GOAL:
Reproduce the records below in full and without edits, omitting images.

** Begin **

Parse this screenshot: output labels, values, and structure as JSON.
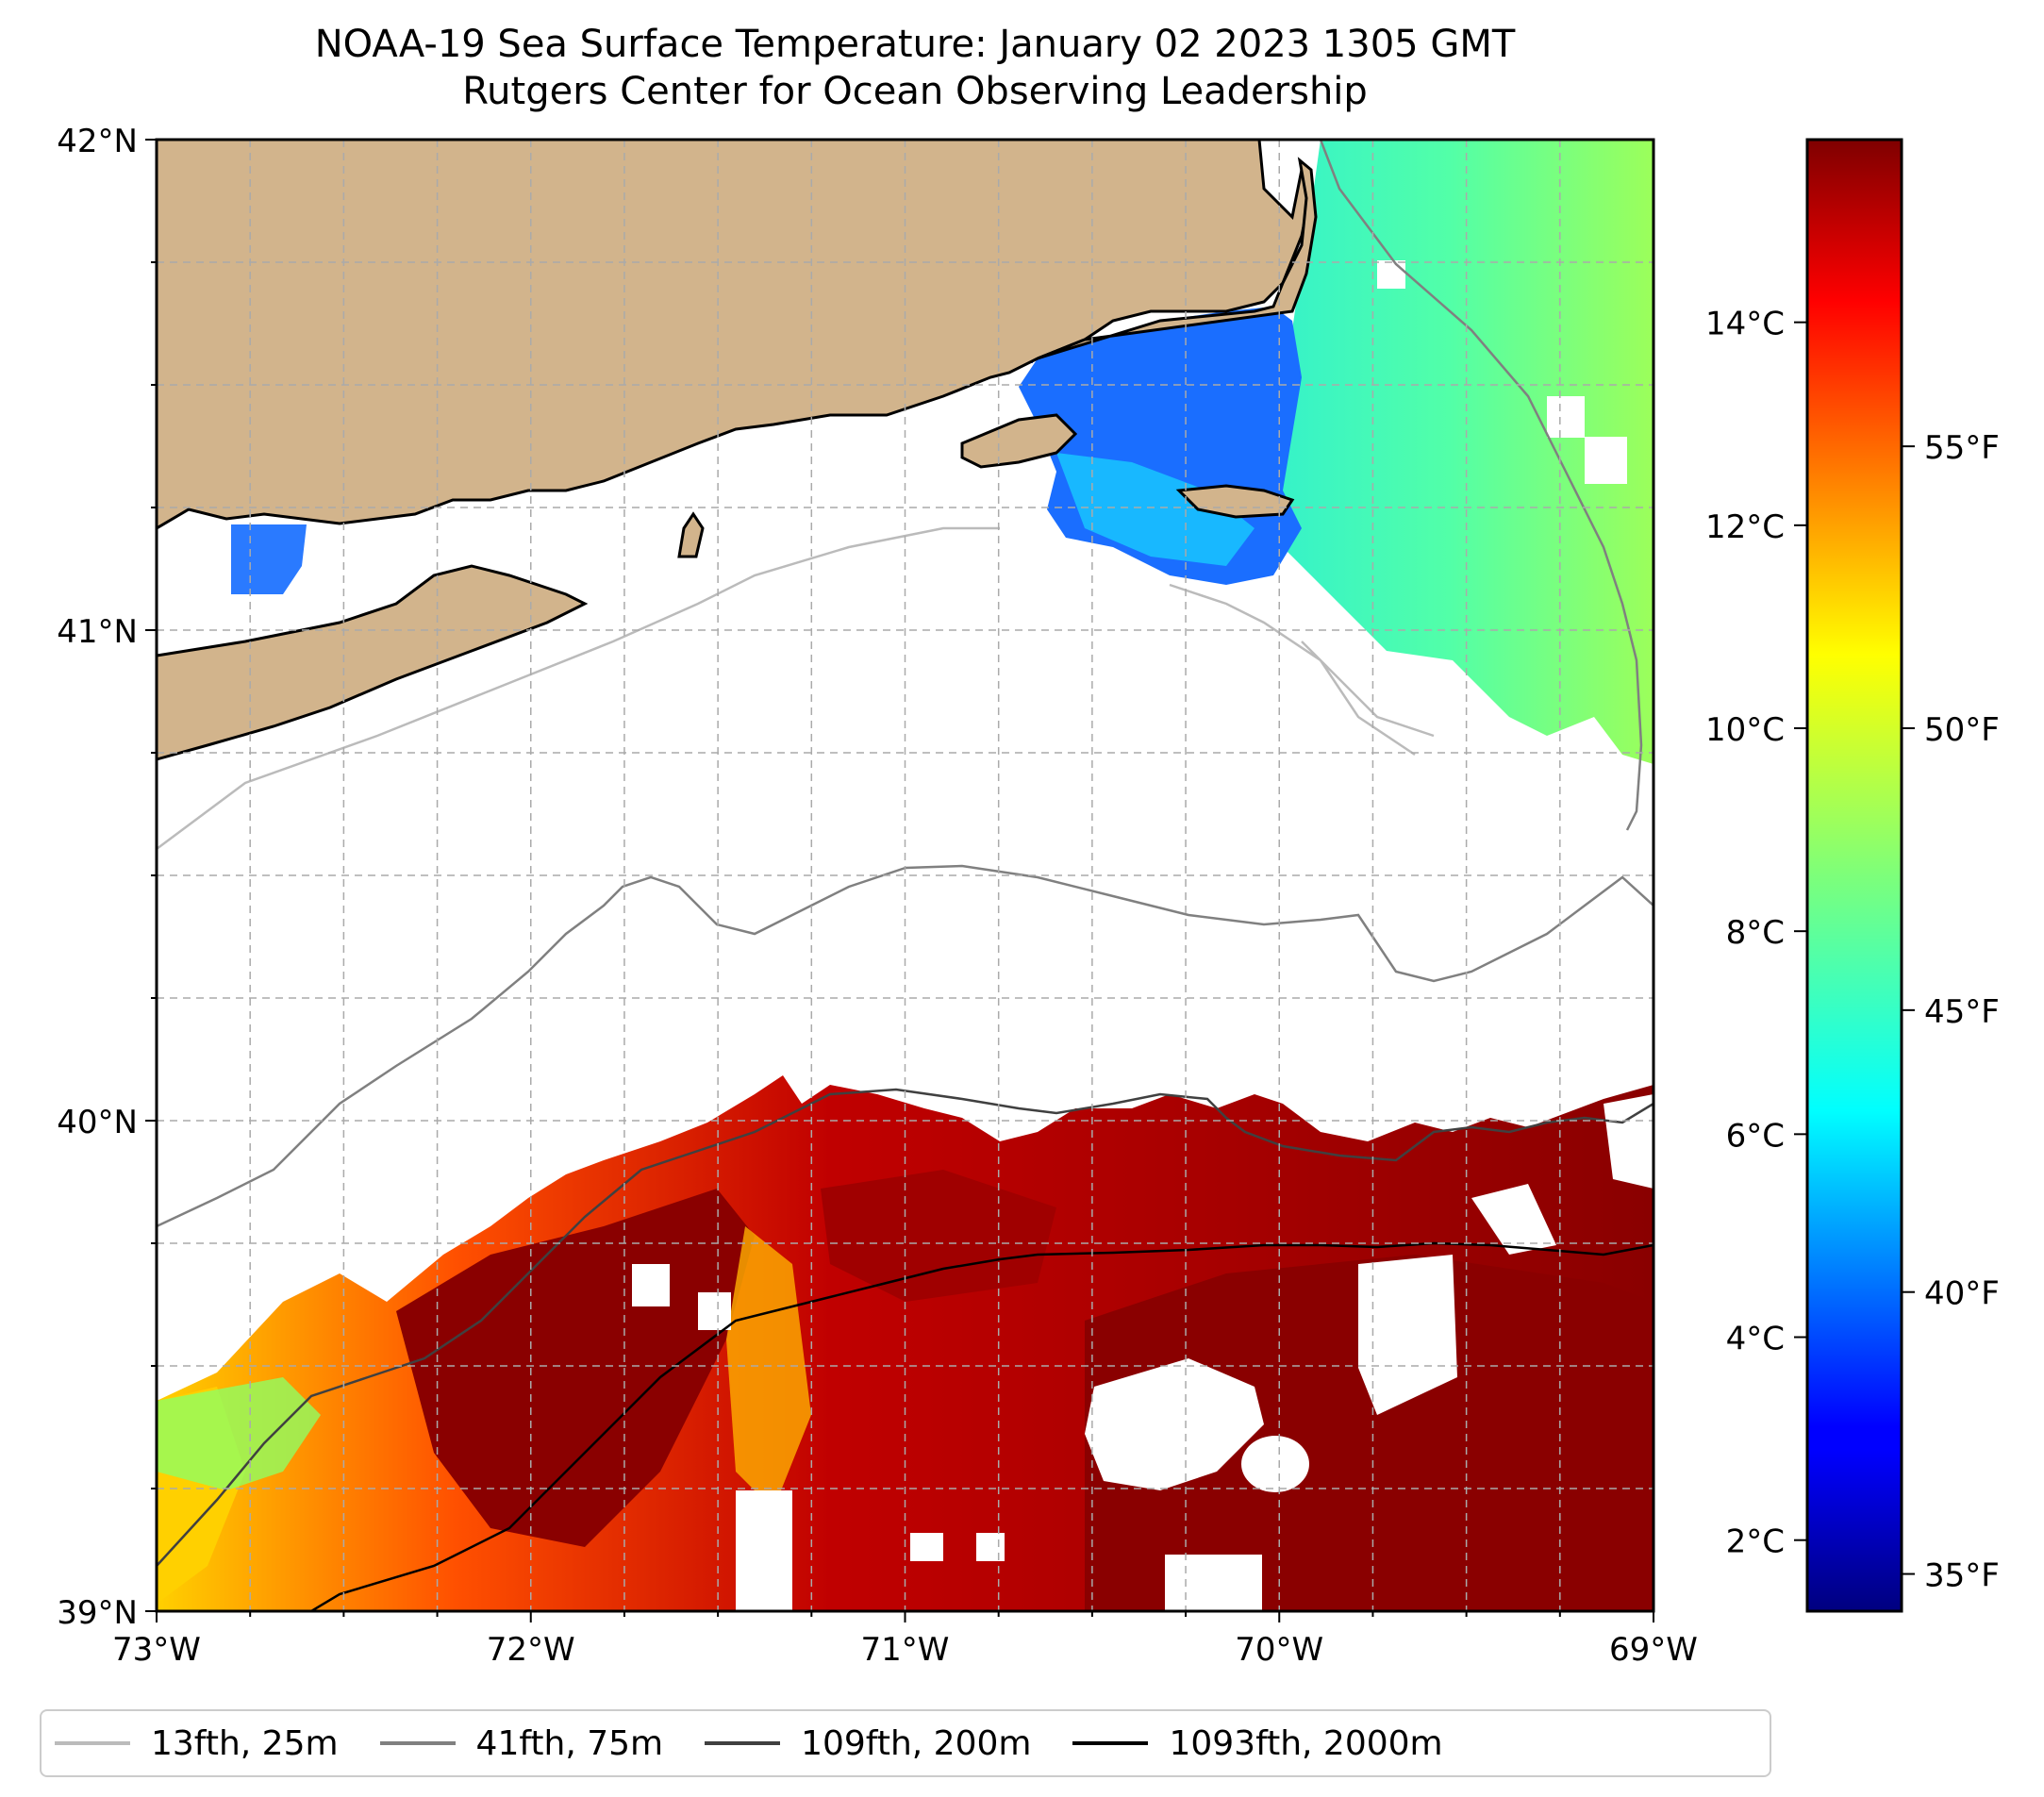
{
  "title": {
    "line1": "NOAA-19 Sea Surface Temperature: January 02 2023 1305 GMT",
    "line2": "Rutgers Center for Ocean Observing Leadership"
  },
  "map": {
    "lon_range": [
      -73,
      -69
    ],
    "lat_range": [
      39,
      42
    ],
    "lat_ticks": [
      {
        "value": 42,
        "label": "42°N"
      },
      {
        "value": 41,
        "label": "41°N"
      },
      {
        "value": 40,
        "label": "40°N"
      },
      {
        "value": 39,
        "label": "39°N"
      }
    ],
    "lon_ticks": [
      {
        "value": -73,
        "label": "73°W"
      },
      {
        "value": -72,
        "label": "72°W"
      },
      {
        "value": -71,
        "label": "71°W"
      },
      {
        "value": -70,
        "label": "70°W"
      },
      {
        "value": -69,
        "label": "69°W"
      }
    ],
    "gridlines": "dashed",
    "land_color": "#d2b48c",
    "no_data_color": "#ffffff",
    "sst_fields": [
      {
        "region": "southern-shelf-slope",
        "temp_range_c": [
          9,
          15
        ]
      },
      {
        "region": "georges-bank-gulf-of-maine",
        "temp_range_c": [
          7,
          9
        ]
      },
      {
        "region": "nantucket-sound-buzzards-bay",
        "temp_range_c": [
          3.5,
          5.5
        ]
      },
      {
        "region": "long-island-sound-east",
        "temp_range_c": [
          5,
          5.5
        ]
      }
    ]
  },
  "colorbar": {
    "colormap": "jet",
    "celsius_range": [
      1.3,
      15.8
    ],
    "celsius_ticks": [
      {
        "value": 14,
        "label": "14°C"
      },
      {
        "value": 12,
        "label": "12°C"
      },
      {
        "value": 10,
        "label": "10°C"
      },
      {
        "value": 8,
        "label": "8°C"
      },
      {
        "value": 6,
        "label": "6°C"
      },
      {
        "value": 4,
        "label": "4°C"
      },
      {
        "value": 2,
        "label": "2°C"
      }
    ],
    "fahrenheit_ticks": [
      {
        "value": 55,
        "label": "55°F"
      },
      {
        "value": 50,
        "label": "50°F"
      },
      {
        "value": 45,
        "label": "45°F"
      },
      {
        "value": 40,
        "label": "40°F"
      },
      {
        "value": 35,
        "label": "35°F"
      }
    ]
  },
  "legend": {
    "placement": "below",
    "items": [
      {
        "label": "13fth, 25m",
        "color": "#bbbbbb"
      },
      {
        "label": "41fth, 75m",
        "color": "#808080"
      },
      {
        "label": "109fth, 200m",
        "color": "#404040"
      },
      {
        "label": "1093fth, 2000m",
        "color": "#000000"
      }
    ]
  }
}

** End **

SOLUTION FOR THIS EXERCISE:
Parse this screenshot: output labels, values, and structure as JSON.
{
  "title": {
    "line1": "NOAA-19 Sea Surface Temperature: January 02 2023 1305 GMT",
    "line2": "Rutgers Center for Ocean Observing Leadership"
  },
  "map": {
    "lon_range": [
      -73,
      -69
    ],
    "lat_range": [
      39,
      42
    ],
    "lat_ticks": [
      {
        "value": 42,
        "label": "42°N"
      },
      {
        "value": 41,
        "label": "41°N"
      },
      {
        "value": 40,
        "label": "40°N"
      },
      {
        "value": 39,
        "label": "39°N"
      }
    ],
    "lon_ticks": [
      {
        "value": -73,
        "label": "73°W"
      },
      {
        "value": -72,
        "label": "72°W"
      },
      {
        "value": -71,
        "label": "71°W"
      },
      {
        "value": -70,
        "label": "70°W"
      },
      {
        "value": -69,
        "label": "69°W"
      }
    ],
    "gridlines": "dashed",
    "land_color": "#d2b48c",
    "no_data_color": "#ffffff",
    "sst_fields": [
      {
        "region": "southern-shelf-slope",
        "temp_range_c": [
          9,
          15
        ]
      },
      {
        "region": "georges-bank-gulf-of-maine",
        "temp_range_c": [
          7,
          9
        ]
      },
      {
        "region": "nantucket-sound-buzzards-bay",
        "temp_range_c": [
          3.5,
          5.5
        ]
      },
      {
        "region": "long-island-sound-east",
        "temp_range_c": [
          5,
          5.5
        ]
      }
    ]
  },
  "colorbar": {
    "colormap": "jet",
    "celsius_range": [
      1.3,
      15.8
    ],
    "celsius_ticks": [
      {
        "value": 14,
        "label": "14°C"
      },
      {
        "value": 12,
        "label": "12°C"
      },
      {
        "value": 10,
        "label": "10°C"
      },
      {
        "value": 8,
        "label": "8°C"
      },
      {
        "value": 6,
        "label": "6°C"
      },
      {
        "value": 4,
        "label": "4°C"
      },
      {
        "value": 2,
        "label": "2°C"
      }
    ],
    "fahrenheit_ticks": [
      {
        "value": 55,
        "label": "55°F"
      },
      {
        "value": 50,
        "label": "50°F"
      },
      {
        "value": 45,
        "label": "45°F"
      },
      {
        "value": 40,
        "label": "40°F"
      },
      {
        "value": 35,
        "label": "35°F"
      }
    ]
  },
  "legend": {
    "placement": "below",
    "items": [
      {
        "label": "13fth, 25m",
        "color": "#bbbbbb"
      },
      {
        "label": "41fth, 75m",
        "color": "#808080"
      },
      {
        "label": "109fth, 200m",
        "color": "#404040"
      },
      {
        "label": "1093fth, 2000m",
        "color": "#000000"
      }
    ]
  }
}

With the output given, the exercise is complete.